Directive » Lift out each line of the data that holds "letter".
** Start of Provided records **
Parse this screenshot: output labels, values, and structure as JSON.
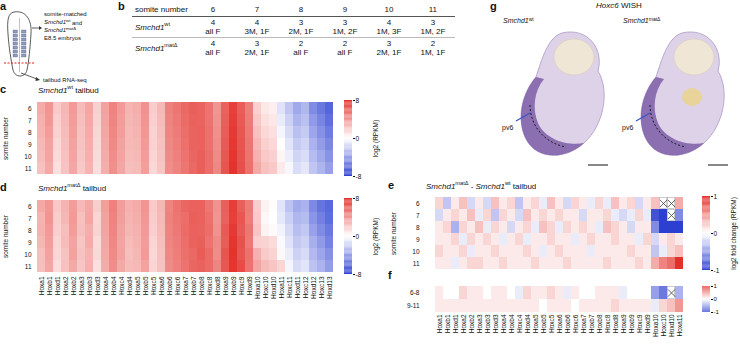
{
  "panels": {
    "a": {
      "letter": "a",
      "lines": [
        [
          {
            "text": "somite-matched"
          }
        ],
        [
          {
            "text": "Smchd1",
            "italic": true
          },
          {
            "text": "wt",
            "sup": true
          },
          {
            "text": " and"
          }
        ],
        [
          {
            "text": "Smchd1",
            "italic": true
          },
          {
            "text": "matΔ",
            "sup": true
          }
        ],
        [
          {
            "text": "E8.5 embryos"
          }
        ]
      ],
      "lower_label": [
        {
          "text": "tailbud RNA-seq"
        }
      ]
    },
    "b": {
      "letter": "b",
      "header": "somite number",
      "columns": [
        6,
        7,
        8,
        9,
        10,
        11
      ],
      "rows": [
        {
          "label": [
            {
              "text": "Smchd1",
              "italic": true
            },
            {
              "text": "wt",
              "sup": true
            }
          ],
          "cells": [
            {
              "n": 4,
              "sex": "all F"
            },
            {
              "n": 4,
              "sex": "3M, 1F"
            },
            {
              "n": 3,
              "sex": "2M, 1F"
            },
            {
              "n": 3,
              "sex": "1M, 2F"
            },
            {
              "n": 4,
              "sex": "1M, 3F"
            },
            {
              "n": 3,
              "sex": "1M, 2F"
            }
          ]
        },
        {
          "label": [
            {
              "text": "Smchd1",
              "italic": true
            },
            {
              "text": "matΔ",
              "sup": true
            }
          ],
          "cells": [
            {
              "n": 4,
              "sex": "all F"
            },
            {
              "n": 3,
              "sex": "2M, 1F"
            },
            {
              "n": 2,
              "sex": "all F"
            },
            {
              "n": 2,
              "sex": "all F"
            },
            {
              "n": 3,
              "sex": "2M, 1F"
            },
            {
              "n": 2,
              "sex": "1M, 1F"
            }
          ]
        }
      ]
    },
    "g": {
      "letter": "g",
      "title": [
        {
          "text": "Hoxc6",
          "italic": true
        },
        {
          "text": " WISH"
        }
      ],
      "images": [
        {
          "label": [
            {
              "text": "Smchd1",
              "italic": true
            },
            {
              "text": "wt",
              "sup": true
            }
          ],
          "annotation": "pv6"
        },
        {
          "label": [
            {
              "text": "Smchd1",
              "italic": true
            },
            {
              "text": "matΔ",
              "sup": true
            }
          ],
          "annotation": "pv6"
        }
      ]
    }
  },
  "chart_data": [
    {
      "type": "heatmap",
      "letter": "c",
      "title": [
        {
          "text": "Smchd1",
          "italic": true
        },
        {
          "text": "wt",
          "sup": true
        },
        {
          "text": " tailbud"
        }
      ],
      "ylabel": "somite number",
      "tick_labels": "y",
      "colors": [
        "#2c3fd1",
        "#ffffff",
        "#e3302a"
      ],
      "colorbar": {
        "range": [
          -8,
          8
        ],
        "ticks": [
          -8,
          0,
          8
        ],
        "label": "log2 (RPKM)"
      },
      "x": [
        "Hoxa1",
        "Hoxb1",
        "Hoxd1",
        "Hoxa2",
        "Hoxb2",
        "Hoxa3",
        "Hoxb3",
        "Hoxd3",
        "Hoxa4",
        "Hoxb4",
        "Hoxc4",
        "Hoxd4",
        "Hoxa5",
        "Hoxb5",
        "Hoxc5",
        "Hoxa6",
        "Hoxb6",
        "Hoxc6",
        "Hoxa7",
        "Hoxb7",
        "Hoxb8",
        "Hoxc8",
        "Hoxd8",
        "Hoxa9",
        "Hoxb9",
        "Hoxc9",
        "Hoxd9",
        "Hoxa10",
        "Hoxc10",
        "Hoxd10",
        "Hoxa11",
        "Hoxc11",
        "Hoxd11",
        "Hoxc12",
        "Hoxd12",
        "Hoxc13",
        "Hoxd13"
      ],
      "y": [
        6,
        7,
        8,
        9,
        10,
        11
      ],
      "values": [
        [
          3.2,
          4.1,
          2.0,
          2.8,
          3.9,
          2.6,
          3.4,
          1.8,
          3.6,
          4.8,
          3.9,
          2.9,
          3.1,
          4.2,
          1.9,
          2.7,
          4.9,
          5.3,
          5.8,
          6.2,
          6.0,
          5.4,
          4.1,
          6.1,
          7.4,
          6.3,
          5.0,
          1.8,
          0.9,
          0.6,
          -1.2,
          -2.4,
          -3.6,
          -3.0,
          -4.8,
          -5.6,
          -6.4
        ],
        [
          3.0,
          4.0,
          1.8,
          2.7,
          3.8,
          2.5,
          3.3,
          1.7,
          3.5,
          4.7,
          3.8,
          2.8,
          3.0,
          4.1,
          1.8,
          2.6,
          4.8,
          5.2,
          5.7,
          6.1,
          6.0,
          5.4,
          4.2,
          6.2,
          7.5,
          6.4,
          5.1,
          2.1,
          1.2,
          0.9,
          -0.8,
          -1.9,
          -3.1,
          -2.6,
          -4.2,
          -5.1,
          -6.0
        ],
        [
          2.9,
          3.8,
          1.7,
          2.6,
          3.7,
          2.4,
          3.2,
          1.6,
          3.4,
          4.6,
          3.7,
          2.7,
          2.9,
          4.0,
          1.7,
          2.5,
          4.7,
          5.1,
          5.6,
          6.0,
          6.1,
          5.5,
          4.3,
          6.3,
          7.6,
          6.5,
          5.2,
          2.4,
          1.5,
          1.2,
          -0.4,
          -1.5,
          -2.6,
          -2.2,
          -3.7,
          -4.6,
          -5.5
        ],
        [
          2.7,
          3.6,
          1.5,
          2.5,
          3.6,
          2.3,
          3.1,
          1.5,
          3.3,
          4.5,
          3.6,
          2.7,
          2.8,
          3.9,
          1.7,
          2.4,
          4.6,
          5.0,
          5.5,
          6.0,
          6.1,
          5.5,
          4.4,
          6.4,
          7.7,
          6.6,
          5.3,
          2.7,
          1.8,
          1.5,
          0.0,
          -1.1,
          -2.2,
          -1.8,
          -3.2,
          -4.1,
          -5.0
        ],
        [
          2.6,
          3.5,
          1.4,
          2.4,
          3.5,
          2.2,
          3.0,
          1.4,
          3.2,
          4.4,
          3.5,
          2.6,
          2.7,
          3.8,
          1.6,
          2.3,
          4.5,
          4.9,
          5.4,
          5.9,
          6.2,
          5.6,
          4.5,
          6.5,
          7.8,
          6.7,
          5.4,
          3.0,
          2.1,
          1.8,
          0.4,
          -0.7,
          -1.8,
          -1.4,
          -2.8,
          -3.6,
          -4.5
        ],
        [
          2.4,
          3.3,
          1.2,
          2.3,
          3.4,
          2.1,
          2.9,
          1.3,
          3.1,
          4.3,
          3.4,
          2.5,
          2.6,
          3.7,
          1.5,
          2.2,
          4.4,
          4.8,
          5.3,
          5.8,
          6.2,
          5.6,
          4.6,
          6.6,
          7.9,
          6.8,
          5.5,
          3.3,
          2.4,
          2.1,
          0.8,
          -0.3,
          -1.4,
          -1.0,
          -2.4,
          -3.1,
          -4.0
        ]
      ]
    },
    {
      "type": "heatmap",
      "letter": "d",
      "title": [
        {
          "text": "Smchd1",
          "italic": true
        },
        {
          "text": "matΔ",
          "sup": true
        },
        {
          "text": " tailbud"
        }
      ],
      "ylabel": "somite number",
      "tick_labels": true,
      "colors": [
        "#2c3fd1",
        "#ffffff",
        "#e3302a"
      ],
      "colorbar": {
        "range": [
          -8,
          8
        ],
        "ticks": [
          -8,
          0,
          8
        ],
        "label": "log2 (RPKM)"
      },
      "x": [
        "Hoxa1",
        "Hoxb1",
        "Hoxd1",
        "Hoxa2",
        "Hoxb2",
        "Hoxa3",
        "Hoxb3",
        "Hoxd3",
        "Hoxa4",
        "Hoxb4",
        "Hoxc4",
        "Hoxd4",
        "Hoxa5",
        "Hoxb5",
        "Hoxc5",
        "Hoxa6",
        "Hoxb6",
        "Hoxc6",
        "Hoxa7",
        "Hoxb7",
        "Hoxb8",
        "Hoxc8",
        "Hoxd8",
        "Hoxa9",
        "Hoxb9",
        "Hoxc9",
        "Hoxd9",
        "Hoxa10",
        "Hoxc10",
        "Hoxd10",
        "Hoxa11",
        "Hoxc11",
        "Hoxd11",
        "Hoxc12",
        "Hoxd12",
        "Hoxc13",
        "Hoxd13"
      ],
      "y": [
        6,
        7,
        8,
        9,
        10,
        11
      ],
      "values": [
        [
          3.3,
          4.0,
          2.1,
          2.9,
          3.8,
          2.7,
          3.3,
          1.9,
          3.7,
          4.9,
          3.8,
          3.0,
          3.2,
          4.1,
          2.0,
          2.8,
          4.8,
          5.4,
          5.9,
          6.1,
          6.1,
          5.3,
          4.2,
          6.2,
          7.5,
          6.2,
          5.1,
          1.9,
          0.5,
          0.1,
          -1.1,
          -2.5,
          -3.5,
          -3.2,
          -4.9,
          -5.8,
          -6.3
        ],
        [
          2.9,
          4.1,
          1.9,
          2.8,
          3.9,
          2.4,
          3.4,
          1.6,
          3.6,
          4.8,
          3.7,
          2.9,
          3.1,
          4.0,
          1.9,
          2.7,
          4.9,
          5.3,
          5.6,
          6.2,
          6.1,
          5.5,
          4.1,
          6.1,
          7.4,
          6.5,
          5.0,
          2.0,
          0.3,
          0.0,
          -0.9,
          -2.0,
          -3.0,
          -2.8,
          -4.4,
          -5.3,
          -6.1
        ],
        [
          3.0,
          3.9,
          1.8,
          2.5,
          3.8,
          2.5,
          3.1,
          1.7,
          3.5,
          4.7,
          3.6,
          2.8,
          3.0,
          3.9,
          1.8,
          2.6,
          4.8,
          5.2,
          5.7,
          6.1,
          6.0,
          5.6,
          4.2,
          6.4,
          7.6,
          6.4,
          5.3,
          2.2,
          0.5,
          0.2,
          -0.5,
          -1.6,
          -2.7,
          -2.3,
          -3.9,
          -4.8,
          -5.6
        ],
        [
          2.8,
          3.7,
          1.6,
          2.6,
          3.5,
          2.2,
          3.2,
          1.4,
          3.4,
          4.6,
          3.5,
          2.6,
          2.9,
          3.8,
          1.6,
          2.5,
          4.7,
          5.1,
          5.6,
          6.1,
          6.2,
          5.4,
          4.5,
          6.3,
          7.8,
          6.7,
          5.2,
          1.8,
          1.7,
          1.4,
          -0.2,
          -1.2,
          -2.3,
          -1.9,
          -3.3,
          -4.2,
          -5.2
        ],
        [
          2.5,
          3.6,
          1.5,
          2.3,
          3.6,
          2.3,
          2.9,
          1.5,
          3.3,
          4.5,
          3.6,
          2.5,
          2.8,
          3.9,
          1.5,
          2.4,
          4.6,
          5.0,
          5.5,
          5.8,
          6.3,
          5.7,
          4.4,
          6.6,
          7.9,
          6.6,
          5.5,
          3.0,
          2.0,
          1.7,
          0.3,
          -0.8,
          -1.9,
          -1.5,
          -2.9,
          -3.7,
          -4.6
        ],
        [
          2.5,
          3.4,
          1.3,
          2.4,
          3.3,
          2.2,
          3.0,
          1.2,
          3.2,
          4.4,
          3.3,
          2.6,
          2.7,
          3.6,
          1.6,
          2.3,
          4.5,
          4.9,
          5.4,
          5.9,
          6.1,
          5.7,
          4.7,
          6.5,
          7.8,
          6.9,
          5.4,
          3.4,
          2.6,
          2.2,
          1.6,
          -0.4,
          -1.5,
          -1.1,
          -2.5,
          -3.2,
          -4.1
        ]
      ]
    },
    {
      "type": "heatmap",
      "letter": "e",
      "title": [
        {
          "text": "Smchd1",
          "italic": true
        },
        {
          "text": "matΔ",
          "sup": true
        },
        {
          "text": " - "
        },
        {
          "text": "Smchd1",
          "italic": true
        },
        {
          "text": "wt",
          "sup": true
        },
        {
          "text": " tailbud"
        }
      ],
      "ylabel": "somite number",
      "tick_labels": "y",
      "colors": [
        "#2c3fd1",
        "#ffffff",
        "#e3302a"
      ],
      "colorbar": {
        "range": [
          -1,
          1
        ],
        "ticks": [
          -1,
          0,
          1
        ],
        "label": "log2 fold change (RPKM)"
      },
      "x": [
        "Hoxa1",
        "Hoxb1",
        "Hoxd1",
        "Hoxa2",
        "Hoxb2",
        "Hoxa3",
        "Hoxb3",
        "Hoxd3",
        "Hoxa4",
        "Hoxb4",
        "Hoxc4",
        "Hoxd4",
        "Hoxa5",
        "Hoxb5",
        "Hoxc5",
        "Hoxa6",
        "Hoxb6",
        "Hoxc6",
        "Hoxa7",
        "Hoxb7",
        "Hoxb8",
        "Hoxc8",
        "Hoxd8",
        "Hoxa9",
        "Hoxb9",
        "Hoxc9",
        "Hoxd9",
        "Hoxa10",
        "Hoxc10",
        "Hoxd10",
        "Hoxa11"
      ],
      "y": [
        6,
        7,
        8,
        9,
        10,
        11
      ],
      "values": [
        [
          0.2,
          -0.3,
          0.1,
          0.3,
          -0.2,
          0.1,
          -0.2,
          0.3,
          0.1,
          0.2,
          -0.3,
          0.1,
          0.2,
          -0.1,
          0.3,
          0.1,
          -0.2,
          0.2,
          0.1,
          -0.1,
          0.2,
          -0.1,
          0.3,
          0.1,
          0.2,
          -0.2,
          0.1,
          0.3,
          null,
          null,
          0.4
        ],
        [
          -0.2,
          0.1,
          0.2,
          0.1,
          0.3,
          -0.1,
          0.2,
          -0.3,
          0.2,
          0.1,
          -0.2,
          0.3,
          0.1,
          0.2,
          0.1,
          0.2,
          0.1,
          0.1,
          -0.2,
          0.1,
          0.1,
          0.2,
          -0.1,
          -0.2,
          -0.1,
          0.2,
          -0.1,
          -0.9,
          -1.0,
          null,
          -0.6
        ],
        [
          0.1,
          0.2,
          -0.4,
          0.2,
          0.1,
          0.3,
          -0.1,
          0.2,
          0.1,
          -0.2,
          0.1,
          0.2,
          -0.1,
          0.3,
          0.2,
          -0.1,
          0.2,
          0.1,
          0.2,
          0.1,
          -0.1,
          0.3,
          0.2,
          0.1,
          -0.2,
          0.1,
          0.1,
          -0.6,
          -1.0,
          -1.0,
          -1.0
        ],
        [
          0.1,
          0.1,
          0.2,
          -0.1,
          0.2,
          0.1,
          0.2,
          0.1,
          -0.1,
          0.1,
          0.2,
          -0.1,
          0.1,
          0.1,
          0.2,
          0.1,
          0.1,
          -0.1,
          0.1,
          0.2,
          0.1,
          0.1,
          0.2,
          0.1,
          0.1,
          -0.1,
          0.2,
          -0.2,
          0.1,
          0.2,
          0.1
        ],
        [
          0.2,
          0.1,
          0.1,
          0.2,
          -0.1,
          0.1,
          0.1,
          0.2,
          0.1,
          0.1,
          0.1,
          0.2,
          0.1,
          -0.1,
          0.1,
          0.2,
          0.1,
          0.1,
          0.1,
          -0.1,
          0.1,
          0.1,
          0.1,
          0.1,
          0.2,
          0.1,
          0.1,
          -0.3,
          -0.1,
          0.2,
          0.3
        ],
        [
          0.1,
          0.1,
          -0.1,
          0.1,
          0.2,
          0.2,
          0.1,
          0.1,
          0.2,
          0.1,
          0.1,
          0.1,
          0.2,
          0.1,
          0.1,
          0.1,
          0.2,
          0.1,
          0.1,
          0.1,
          0.1,
          0.2,
          0.1,
          0.1,
          0.1,
          0.2,
          0.1,
          0.4,
          0.6,
          0.7,
          1.0
        ]
      ]
    },
    {
      "type": "heatmap",
      "letter": "f",
      "tick_labels": true,
      "colors": [
        "#2c3fd1",
        "#ffffff",
        "#e3302a"
      ],
      "colorbar": {
        "range": [
          -1,
          1
        ],
        "ticks": [
          -1,
          0,
          1
        ]
      },
      "x": [
        "Hoxa1",
        "Hoxb1",
        "Hoxd1",
        "Hoxa2",
        "Hoxb2",
        "Hoxa3",
        "Hoxb3",
        "Hoxd3",
        "Hoxa4",
        "Hoxb4",
        "Hoxc4",
        "Hoxd4",
        "Hoxa5",
        "Hoxb5",
        "Hoxc5",
        "Hoxa6",
        "Hoxb6",
        "Hoxc6",
        "Hoxa7",
        "Hoxb7",
        "Hoxb8",
        "Hoxc8",
        "Hoxd8",
        "Hoxa9",
        "Hoxb9",
        "Hoxc9",
        "Hoxd9",
        "Hoxa10",
        "Hoxc10",
        "Hoxd10",
        "Hoxa11"
      ],
      "y": [
        "6-8",
        "9-11"
      ],
      "values": [
        [
          0.1,
          0,
          0,
          0.2,
          0.1,
          0.1,
          0,
          0.1,
          0.1,
          0,
          -0.1,
          0.2,
          0.1,
          0.1,
          0.2,
          0.1,
          -0.1,
          0.1,
          0,
          0,
          0.1,
          0.1,
          0.1,
          -0.1,
          0,
          0,
          0,
          -0.5,
          -0.7,
          null,
          -0.4
        ],
        [
          0.1,
          0.1,
          0.1,
          0.1,
          0.1,
          0.1,
          0.1,
          0.1,
          0.1,
          0.1,
          0.1,
          0.1,
          0.1,
          0,
          0.1,
          0.1,
          0.1,
          0,
          0.1,
          0.1,
          0.1,
          0.1,
          0.2,
          0.1,
          0.1,
          0.1,
          0.1,
          -0.1,
          0.2,
          0.3,
          0.5
        ]
      ]
    }
  ]
}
** End of Provided records **
Worked answer »
      "letter": "a",
      "letter": "b",
      "letter": "g",
      "letter": "c",
      "letter": "d",
      "letter": "e",
      "letter": "f",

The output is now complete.